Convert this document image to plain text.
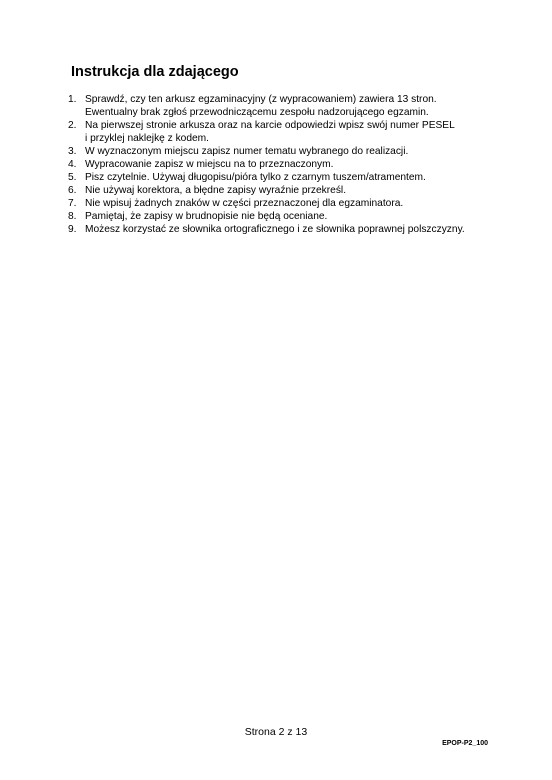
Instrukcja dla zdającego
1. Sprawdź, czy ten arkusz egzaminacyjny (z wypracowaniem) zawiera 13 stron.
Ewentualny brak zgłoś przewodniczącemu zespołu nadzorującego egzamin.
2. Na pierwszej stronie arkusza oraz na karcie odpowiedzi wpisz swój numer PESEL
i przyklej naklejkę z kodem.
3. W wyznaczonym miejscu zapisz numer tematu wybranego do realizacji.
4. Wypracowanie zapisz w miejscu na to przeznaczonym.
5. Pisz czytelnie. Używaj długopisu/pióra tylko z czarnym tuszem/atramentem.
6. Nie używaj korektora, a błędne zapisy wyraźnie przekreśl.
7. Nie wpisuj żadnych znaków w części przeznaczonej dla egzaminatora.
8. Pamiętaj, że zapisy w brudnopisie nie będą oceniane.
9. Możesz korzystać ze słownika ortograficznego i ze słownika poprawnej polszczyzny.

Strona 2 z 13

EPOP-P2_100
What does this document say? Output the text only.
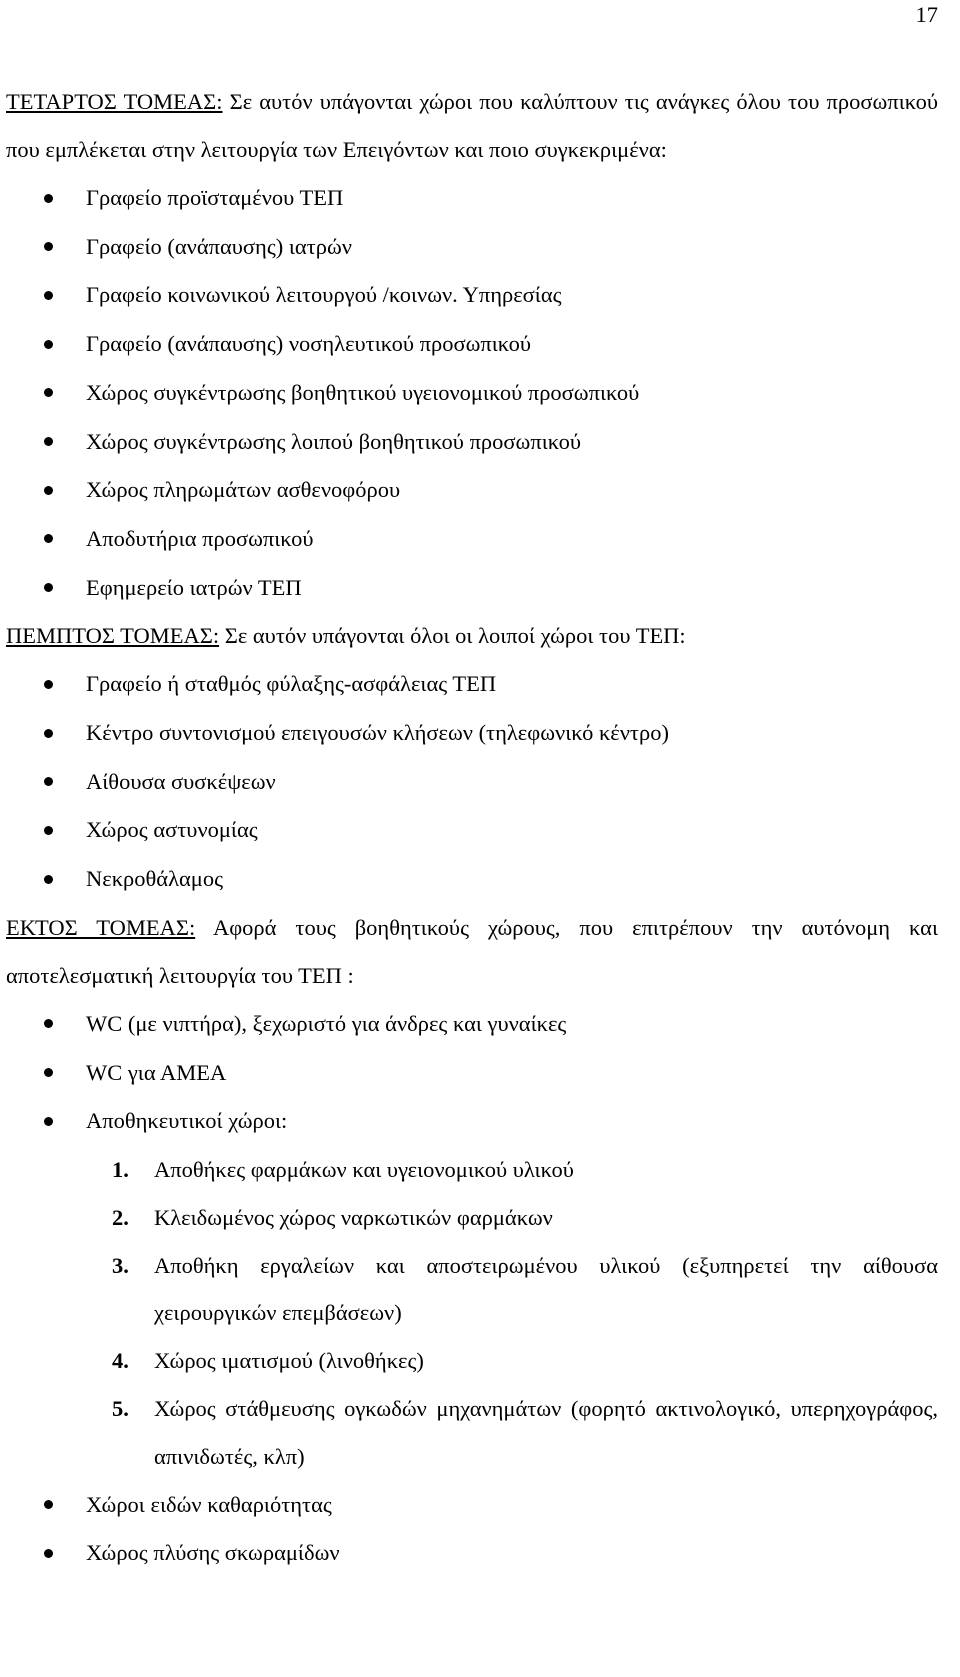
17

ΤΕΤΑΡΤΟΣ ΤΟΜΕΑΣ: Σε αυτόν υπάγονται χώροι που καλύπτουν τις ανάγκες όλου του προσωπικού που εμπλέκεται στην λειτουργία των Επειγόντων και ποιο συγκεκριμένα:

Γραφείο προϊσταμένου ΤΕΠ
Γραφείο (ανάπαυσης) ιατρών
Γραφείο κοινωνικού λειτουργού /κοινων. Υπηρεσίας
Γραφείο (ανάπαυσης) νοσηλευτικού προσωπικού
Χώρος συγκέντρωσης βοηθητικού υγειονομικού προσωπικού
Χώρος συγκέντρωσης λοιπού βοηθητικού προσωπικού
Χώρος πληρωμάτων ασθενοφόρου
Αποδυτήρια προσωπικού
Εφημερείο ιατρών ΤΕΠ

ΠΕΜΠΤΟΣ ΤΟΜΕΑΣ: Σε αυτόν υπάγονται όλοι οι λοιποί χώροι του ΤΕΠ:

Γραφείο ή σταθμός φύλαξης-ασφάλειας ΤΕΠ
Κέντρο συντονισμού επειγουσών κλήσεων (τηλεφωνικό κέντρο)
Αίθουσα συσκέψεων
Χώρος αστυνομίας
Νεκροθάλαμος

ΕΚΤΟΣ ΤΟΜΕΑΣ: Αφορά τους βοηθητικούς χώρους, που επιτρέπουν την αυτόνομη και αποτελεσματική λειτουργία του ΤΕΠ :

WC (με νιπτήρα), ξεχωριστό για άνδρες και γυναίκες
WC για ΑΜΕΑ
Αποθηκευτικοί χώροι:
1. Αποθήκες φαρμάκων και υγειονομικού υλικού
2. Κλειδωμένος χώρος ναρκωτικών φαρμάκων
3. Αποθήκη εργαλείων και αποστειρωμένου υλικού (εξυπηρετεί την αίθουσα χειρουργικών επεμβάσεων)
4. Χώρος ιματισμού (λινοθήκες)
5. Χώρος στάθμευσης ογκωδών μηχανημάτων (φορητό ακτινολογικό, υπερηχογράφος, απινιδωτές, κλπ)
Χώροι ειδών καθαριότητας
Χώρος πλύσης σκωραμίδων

*Exercise aim*: Check each line of the records for the word "προσωπικού", and show the lines that contain it.

*Written response*:
ΤΕΤΑΡΤΟΣ ΤΟΜΕΑΣ: Σε αυτόν υπάγονται χώροι που καλύπτουν τις ανάγκες όλου του προσωπικού που εμπλέκεται στην λειτουργία των Επειγόντων και ποιο συγκεκριμένα:
Γραφείο (ανάπαυσης) νοσηλευτικού προσωπικού
Χώρος συγκέντρωσης βοηθητικού υγειονομικού προσωπικού
Χώρος συγκέντρωσης λοιπού βοηθητικού προσωπικού
Αποδυτήρια προσωπικού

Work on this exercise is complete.